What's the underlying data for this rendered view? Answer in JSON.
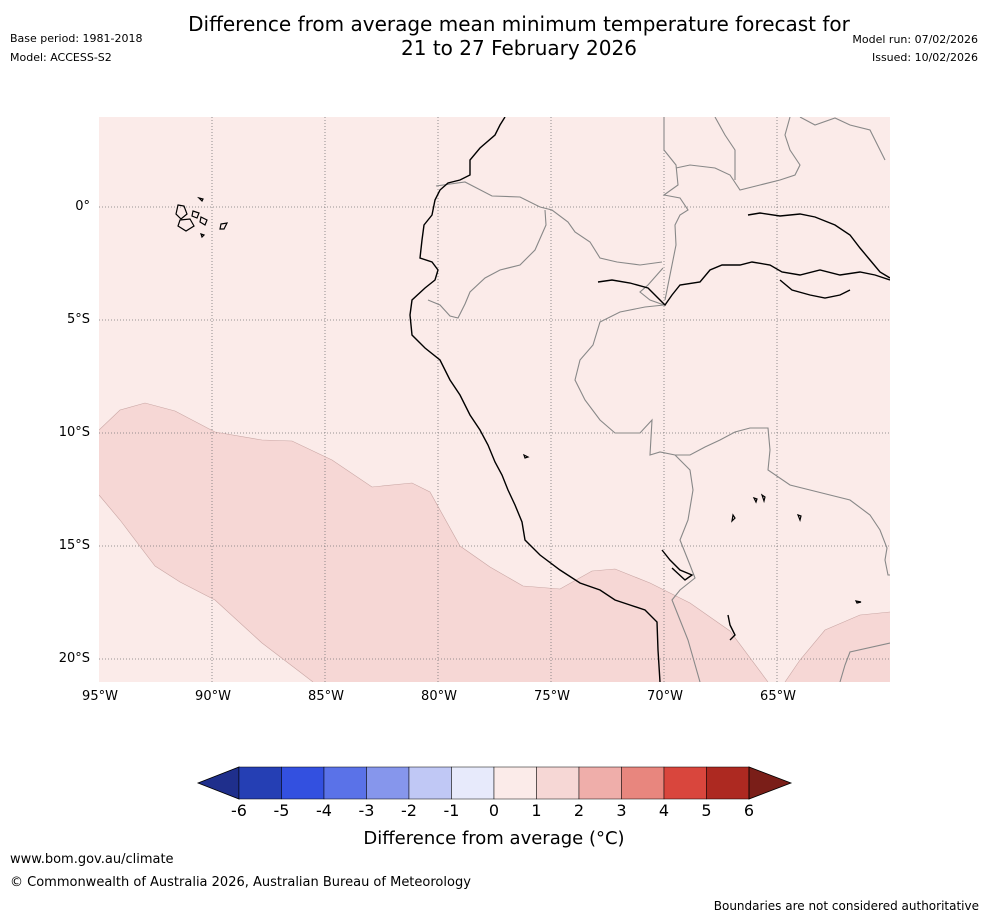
{
  "header": {
    "title_line1": "Difference from average mean minimum temperature forecast for",
    "title_line2": "21 to 27 February 2026",
    "base_period": "Base period: 1981-2018",
    "model": "Model: ACCESS-S2",
    "model_run": "Model run: 07/02/2026",
    "issued": "Issued: 10/02/2026"
  },
  "map": {
    "background_color": "#fbebe9",
    "anomaly_color": "#f6d7d5",
    "lat_labels": [
      "0°",
      "5°S",
      "10°S",
      "15°S",
      "20°S"
    ],
    "lon_labels": [
      "95°W",
      "90°W",
      "85°W",
      "80°W",
      "75°W",
      "70°W",
      "65°W"
    ]
  },
  "colorbar": {
    "colors": [
      "#1f2f8c",
      "#253fb4",
      "#3350e0",
      "#5a72e8",
      "#8696ec",
      "#c0c8f5",
      "#e7eafb",
      "#fbebe9",
      "#f6d7d5",
      "#efaeaa",
      "#e8867e",
      "#d9463d",
      "#ad2921",
      "#7a1e18"
    ],
    "ticks": [
      "-6",
      "-5",
      "-4",
      "-3",
      "-2",
      "-1",
      "0",
      "1",
      "2",
      "3",
      "4",
      "5",
      "6"
    ],
    "label": "Difference from average (°C)"
  },
  "footer": {
    "url": "www.bom.gov.au/climate",
    "copyright": "© Commonwealth of Australia 2026, Australian Bureau of Meteorology",
    "disclaimer": "Boundaries are not considered authoritative"
  }
}
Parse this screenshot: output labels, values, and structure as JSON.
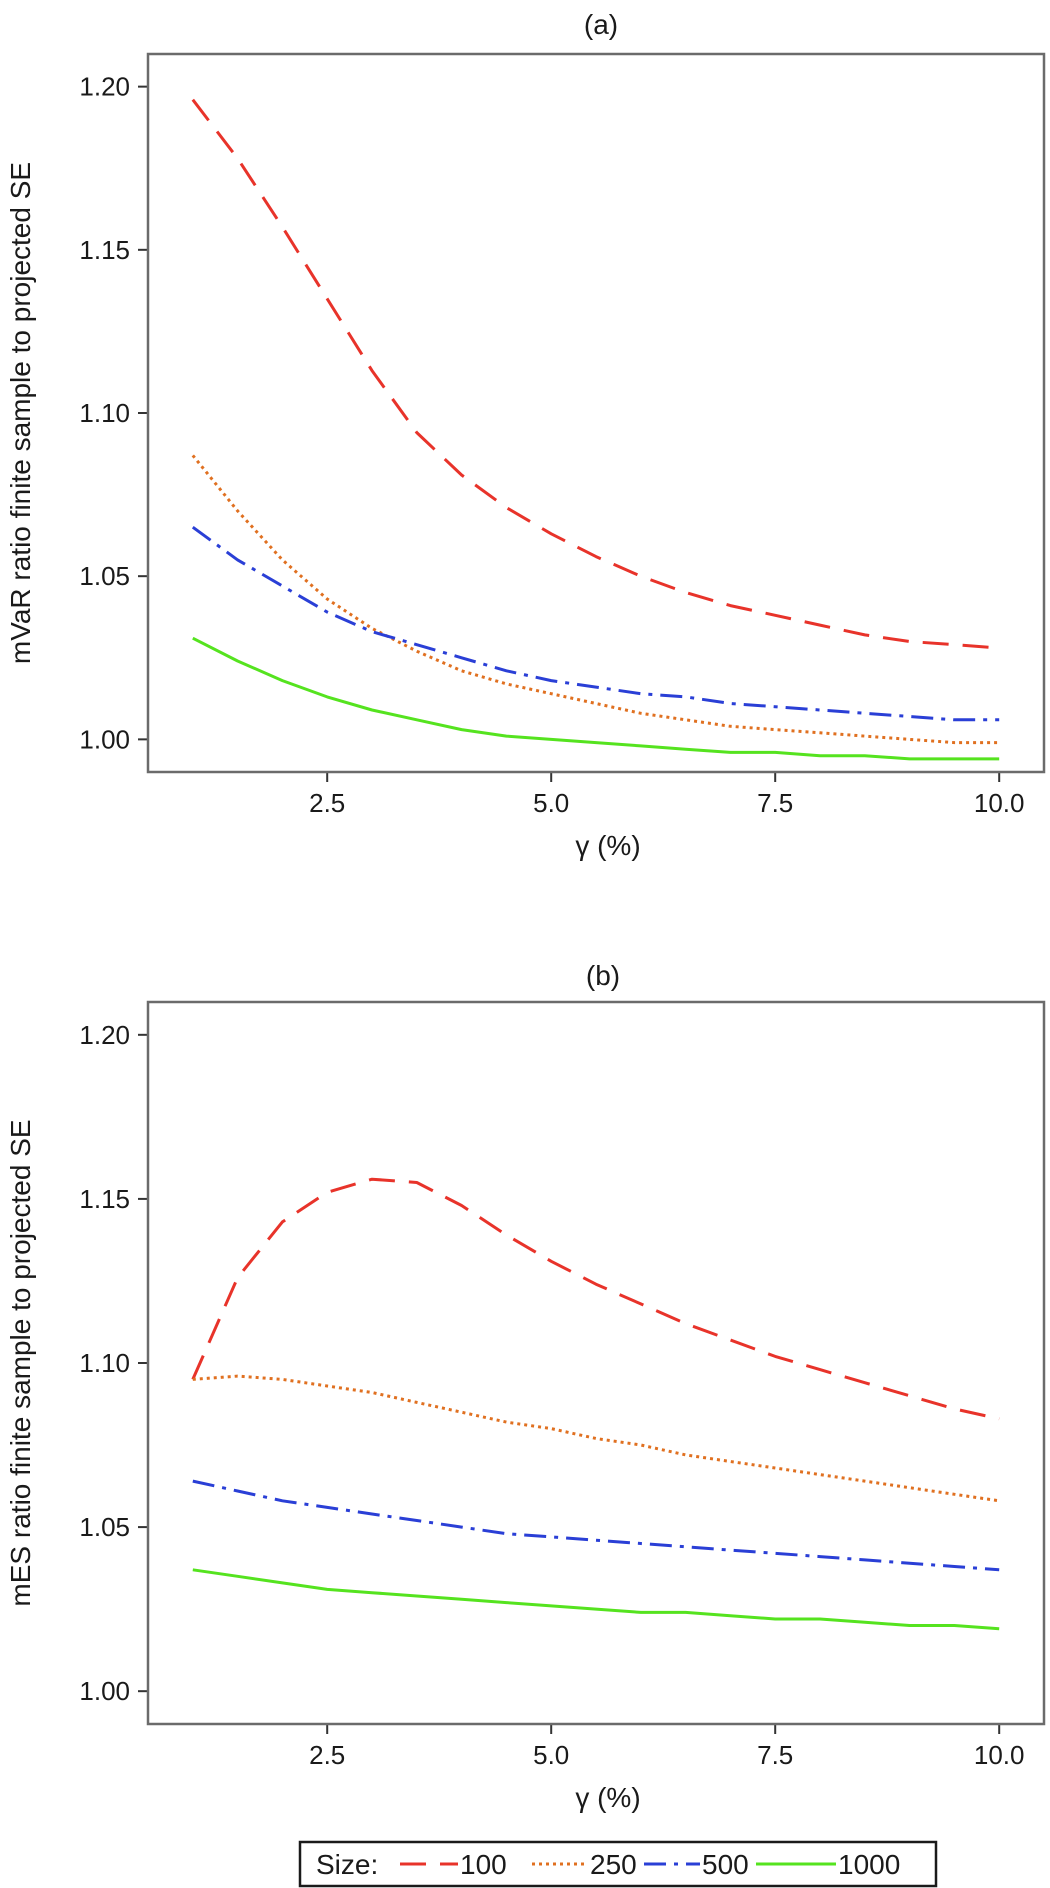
{
  "chart_data": [
    {
      "type": "line",
      "panel": "(a)",
      "title": "(a)",
      "xlabel": "γ (%)",
      "ylabel": "mVaR ratio finite sample to projected SE",
      "xlim": [
        0.5,
        10.5
      ],
      "ylim": [
        0.99,
        1.21
      ],
      "xticks": [
        "2.5",
        "5.0",
        "7.5",
        "10.0"
      ],
      "yticks": [
        "1.00",
        "1.05",
        "1.10",
        "1.15",
        "1.20"
      ],
      "x": [
        1.0,
        1.5,
        2.0,
        2.5,
        3.0,
        3.5,
        4.0,
        4.5,
        5.0,
        5.5,
        6.0,
        6.5,
        7.0,
        7.5,
        8.0,
        8.5,
        9.0,
        9.5,
        10.0
      ],
      "series": [
        {
          "name": "100",
          "color": "#e8332a",
          "dash": "long",
          "values": [
            1.196,
            1.178,
            1.157,
            1.135,
            1.113,
            1.094,
            1.081,
            1.071,
            1.063,
            1.056,
            1.05,
            1.045,
            1.041,
            1.038,
            1.035,
            1.032,
            1.03,
            1.029,
            1.028
          ]
        },
        {
          "name": "250",
          "color": "#e07020",
          "dash": "dot",
          "values": [
            1.087,
            1.07,
            1.055,
            1.043,
            1.034,
            1.027,
            1.021,
            1.017,
            1.014,
            1.011,
            1.008,
            1.006,
            1.004,
            1.003,
            1.002,
            1.001,
            1.0,
            0.999,
            0.999
          ]
        },
        {
          "name": "500",
          "color": "#2a3fd6",
          "dash": "dashdot",
          "values": [
            1.065,
            1.055,
            1.047,
            1.039,
            1.033,
            1.029,
            1.025,
            1.021,
            1.018,
            1.016,
            1.014,
            1.013,
            1.011,
            1.01,
            1.009,
            1.008,
            1.007,
            1.006,
            1.006
          ]
        },
        {
          "name": "1000",
          "color": "#55e31f",
          "dash": "solid",
          "values": [
            1.031,
            1.024,
            1.018,
            1.013,
            1.009,
            1.006,
            1.003,
            1.001,
            1.0,
            0.999,
            0.998,
            0.997,
            0.996,
            0.996,
            0.995,
            0.995,
            0.994,
            0.994,
            0.994
          ]
        }
      ]
    },
    {
      "type": "line",
      "panel": "(b)",
      "title": "(b)",
      "xlabel": "γ (%)",
      "ylabel": "mES ratio finite sample to projected SE",
      "xlim": [
        0.5,
        10.5
      ],
      "ylim": [
        0.99,
        1.21
      ],
      "xticks": [
        "2.5",
        "5.0",
        "7.5",
        "10.0"
      ],
      "yticks": [
        "1.00",
        "1.05",
        "1.10",
        "1.15",
        "1.20"
      ],
      "x": [
        1.0,
        1.5,
        2.0,
        2.5,
        3.0,
        3.5,
        4.0,
        4.5,
        5.0,
        5.5,
        6.0,
        6.5,
        7.0,
        7.5,
        8.0,
        8.5,
        9.0,
        9.5,
        10.0
      ],
      "series": [
        {
          "name": "100",
          "color": "#e8332a",
          "dash": "long",
          "values": [
            1.095,
            1.126,
            1.143,
            1.152,
            1.156,
            1.155,
            1.148,
            1.139,
            1.131,
            1.124,
            1.118,
            1.112,
            1.107,
            1.102,
            1.098,
            1.094,
            1.09,
            1.086,
            1.083
          ]
        },
        {
          "name": "250",
          "color": "#e07020",
          "dash": "dot",
          "values": [
            1.095,
            1.096,
            1.095,
            1.093,
            1.091,
            1.088,
            1.085,
            1.082,
            1.08,
            1.077,
            1.075,
            1.072,
            1.07,
            1.068,
            1.066,
            1.064,
            1.062,
            1.06,
            1.058
          ]
        },
        {
          "name": "500",
          "color": "#2a3fd6",
          "dash": "dashdot",
          "values": [
            1.064,
            1.061,
            1.058,
            1.056,
            1.054,
            1.052,
            1.05,
            1.048,
            1.047,
            1.046,
            1.045,
            1.044,
            1.043,
            1.042,
            1.041,
            1.04,
            1.039,
            1.038,
            1.037
          ]
        },
        {
          "name": "1000",
          "color": "#55e31f",
          "dash": "solid",
          "values": [
            1.037,
            1.035,
            1.033,
            1.031,
            1.03,
            1.029,
            1.028,
            1.027,
            1.026,
            1.025,
            1.024,
            1.024,
            1.023,
            1.022,
            1.022,
            1.021,
            1.02,
            1.02,
            1.019
          ]
        }
      ]
    }
  ],
  "legend": {
    "title": "Size:",
    "items": [
      "100",
      "250",
      "500",
      "1000"
    ]
  }
}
____
Search the data for the word "Difference" and copy each line where it appears.

*Worked solution*:
    "title_line1": "Difference from average mean minimum temperature forecast for",
    "label": "Difference from average (°C)"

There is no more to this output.